_Questões_:
• a. Imprima sem alterações a parte do trecho sobre inteligência artificial na saúde que começa em "Distribuição" e termina em "de Saúde (SUS).".
• b. Prossiga com o trecho sobre inteligência artificial na saúde a partir do ponto em que ele para.

_Trecho do documento_:

------

Fátima relata que, no Brasil, ainda há falta de integração entre a esfera acadêmica e o setor da indústria da tecnologia. “O nosso objetivo não é fazer e vender produtos, mas, sim, fazer pesquisa e gerar conhecimento,” ressalta. A pesquisa também defende o estabelecimento de parcerias para que esse conhecimento seja transferido de forma efetiva para o setor produtivo e, consequentemente, para a população.

Distribuição

Ainda que as ferramentas baseadas em modelos de inteligência artificial sejam inseridas no mercado, sua implantação prática e inclusiva se apresenta como mais um desafio. Há relatos de criação de políticas para que a tecnologia seja inserida no serviço de saúde pública, contemplando desde as Unidades Básicas de Saúde (UBS) até as Unidades de Terapia Intensiva (UTI) do Sistema Único de Saúde (SUS).

Segundo Cleinaldo de Almeida Costa, diretor do Departamento de Saúde Digital e Inovação (Desd) da Secretaria de Informação e Saúde Digital do Ministério da Saúde (Seidigi-MS), em entrevista à Agência Brasil e à TV Brasil, o programa busca “repensar o acesso ao SUS por meio de aplicativos ou de uso de inteligência artificial ou de big data” e “redesenhar a saúde [no país] para os próximos 20 anos”.

------

_Entradas de dados coletadas_:
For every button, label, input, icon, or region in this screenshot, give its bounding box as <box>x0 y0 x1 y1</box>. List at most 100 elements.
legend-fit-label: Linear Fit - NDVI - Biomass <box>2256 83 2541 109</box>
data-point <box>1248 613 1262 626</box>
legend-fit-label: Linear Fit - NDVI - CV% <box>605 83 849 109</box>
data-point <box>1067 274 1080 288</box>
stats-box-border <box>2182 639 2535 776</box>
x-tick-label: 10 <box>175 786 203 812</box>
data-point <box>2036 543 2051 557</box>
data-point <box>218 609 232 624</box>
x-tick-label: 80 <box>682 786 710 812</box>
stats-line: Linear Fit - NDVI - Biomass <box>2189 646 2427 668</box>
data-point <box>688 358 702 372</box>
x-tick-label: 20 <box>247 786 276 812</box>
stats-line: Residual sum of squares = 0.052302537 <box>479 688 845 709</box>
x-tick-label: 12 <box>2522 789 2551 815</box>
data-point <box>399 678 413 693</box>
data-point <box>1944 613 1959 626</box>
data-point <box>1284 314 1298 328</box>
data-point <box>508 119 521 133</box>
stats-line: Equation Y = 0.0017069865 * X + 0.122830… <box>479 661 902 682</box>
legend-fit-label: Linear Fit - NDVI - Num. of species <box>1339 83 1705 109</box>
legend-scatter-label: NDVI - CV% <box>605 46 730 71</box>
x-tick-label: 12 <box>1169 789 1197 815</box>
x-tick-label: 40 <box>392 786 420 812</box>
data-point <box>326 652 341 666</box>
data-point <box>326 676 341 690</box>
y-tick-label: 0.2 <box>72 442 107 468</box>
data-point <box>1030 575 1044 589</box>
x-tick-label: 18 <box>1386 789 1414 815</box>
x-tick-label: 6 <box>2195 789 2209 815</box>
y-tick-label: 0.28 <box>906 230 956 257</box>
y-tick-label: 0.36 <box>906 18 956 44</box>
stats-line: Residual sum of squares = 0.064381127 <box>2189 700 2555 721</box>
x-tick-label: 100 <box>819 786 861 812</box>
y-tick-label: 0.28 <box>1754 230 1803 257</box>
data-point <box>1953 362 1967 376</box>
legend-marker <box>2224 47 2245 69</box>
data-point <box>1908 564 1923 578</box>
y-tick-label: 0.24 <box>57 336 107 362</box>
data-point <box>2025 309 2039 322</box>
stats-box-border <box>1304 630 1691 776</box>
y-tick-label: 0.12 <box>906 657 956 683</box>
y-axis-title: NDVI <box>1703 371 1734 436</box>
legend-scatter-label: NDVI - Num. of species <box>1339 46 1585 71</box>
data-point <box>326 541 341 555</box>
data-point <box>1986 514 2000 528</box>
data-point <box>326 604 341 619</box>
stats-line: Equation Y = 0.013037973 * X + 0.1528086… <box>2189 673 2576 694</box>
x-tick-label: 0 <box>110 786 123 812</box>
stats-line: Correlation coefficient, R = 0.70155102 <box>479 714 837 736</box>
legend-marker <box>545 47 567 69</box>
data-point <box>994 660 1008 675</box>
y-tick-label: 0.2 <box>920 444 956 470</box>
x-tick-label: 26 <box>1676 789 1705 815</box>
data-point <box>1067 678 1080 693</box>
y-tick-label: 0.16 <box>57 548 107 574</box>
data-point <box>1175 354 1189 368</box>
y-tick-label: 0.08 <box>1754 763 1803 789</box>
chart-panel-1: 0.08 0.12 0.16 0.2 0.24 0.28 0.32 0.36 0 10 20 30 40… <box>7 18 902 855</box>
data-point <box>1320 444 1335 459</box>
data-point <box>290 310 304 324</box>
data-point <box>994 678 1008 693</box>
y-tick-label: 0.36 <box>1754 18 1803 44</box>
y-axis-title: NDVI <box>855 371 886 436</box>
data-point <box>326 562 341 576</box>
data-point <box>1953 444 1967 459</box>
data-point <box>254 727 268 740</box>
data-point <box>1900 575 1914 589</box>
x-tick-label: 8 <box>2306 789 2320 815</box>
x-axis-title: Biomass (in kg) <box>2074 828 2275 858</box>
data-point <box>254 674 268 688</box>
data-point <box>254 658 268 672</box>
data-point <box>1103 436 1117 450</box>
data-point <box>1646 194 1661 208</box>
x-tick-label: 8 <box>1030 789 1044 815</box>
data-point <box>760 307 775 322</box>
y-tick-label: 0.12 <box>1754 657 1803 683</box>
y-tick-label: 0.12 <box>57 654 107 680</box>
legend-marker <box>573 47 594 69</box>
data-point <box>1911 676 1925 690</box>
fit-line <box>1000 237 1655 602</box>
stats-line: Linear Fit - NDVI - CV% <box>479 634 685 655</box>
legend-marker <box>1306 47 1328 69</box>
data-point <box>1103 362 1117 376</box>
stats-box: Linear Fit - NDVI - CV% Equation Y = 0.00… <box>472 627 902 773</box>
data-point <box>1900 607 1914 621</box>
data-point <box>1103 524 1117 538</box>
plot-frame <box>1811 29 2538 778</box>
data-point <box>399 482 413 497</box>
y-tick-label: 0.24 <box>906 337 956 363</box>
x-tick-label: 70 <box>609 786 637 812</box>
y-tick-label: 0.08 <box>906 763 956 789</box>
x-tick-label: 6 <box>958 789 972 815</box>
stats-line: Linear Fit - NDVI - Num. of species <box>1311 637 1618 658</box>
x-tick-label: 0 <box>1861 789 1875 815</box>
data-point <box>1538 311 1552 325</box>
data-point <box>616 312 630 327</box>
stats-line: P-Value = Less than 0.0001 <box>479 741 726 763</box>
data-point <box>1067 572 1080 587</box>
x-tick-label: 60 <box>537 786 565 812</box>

------

_Respostas por tarefa_:
• a.
Distribuição

Ainda que as ferramentas baseadas em modelos de inteligência artificial sejam inseridas no mercado, sua implantação prática e inclusiva se apresenta como mais um desafio. Há relatos de criação de políticas para que a tecnologia seja inserida no serviço de saúde pública, contemplando desde as Unidades Básicas de Saúde (UBS) até as Unidades de Terapia Intensiva (UTI) do Sistema Único de Saúde (SUS).

• b.
O SUS Digital, nome que leva o programa, representa o primeiro de muitos passos em direção ao acesso pleno da população às tecnologias de IA aplicadas na área da saúde. Fátima relembra, no entanto, o alto custo de produção e aplicação adequada dos equipamentos. “Eu acho que a gente tem potencial de melhorar, mas tudo isso não é de graça, as ferramentas profissionais não são de graça, assim como os aparelhos de imagens. No fundo, para isso chegar para a população menos favorecida, não é trivial.”

Uma das metas do HC é trabalhar em melhorias que possam ser implementadas no SUS. “A saúde digital tem um custo muito baixo e é muito acessível, por isso vejo que a saúde digital pode chegar mais rápido ao cidadão e ao SUS”, diz Cerri.

Para isso, parcerias público-privadas podem ser um caminho. “Para que tenhamos algoritmos que possam ser utilizados aqui no país, inclusive num custo mais baixo, nós precisamos estimular o empreendedorismo, startups, parcerias com a indústria. E a Universidade, que tem muito conhecimento, muitos cientistas, professores e médicos, os quais têm conhecimento do assunto ajudam a desenvolver ideias.”

Além disso, Fátima reitera a demanda pela criação de mais políticas para a distribuição dessas tecnologias. Ela conta que, mesmo que a aplicação de modelos de IA na saúde tenha potencial de melhorar o atendimento aos pacientes e a precisão dos diagnósticos, a mera existência das ferramentas não é o suficiente para representar um avanço real na área. Para ela, urge a necessidade de programas de distribuição amplos e inclusivos, além da integração entre as tecnologias e os profissionais que realizarão sua aplicação.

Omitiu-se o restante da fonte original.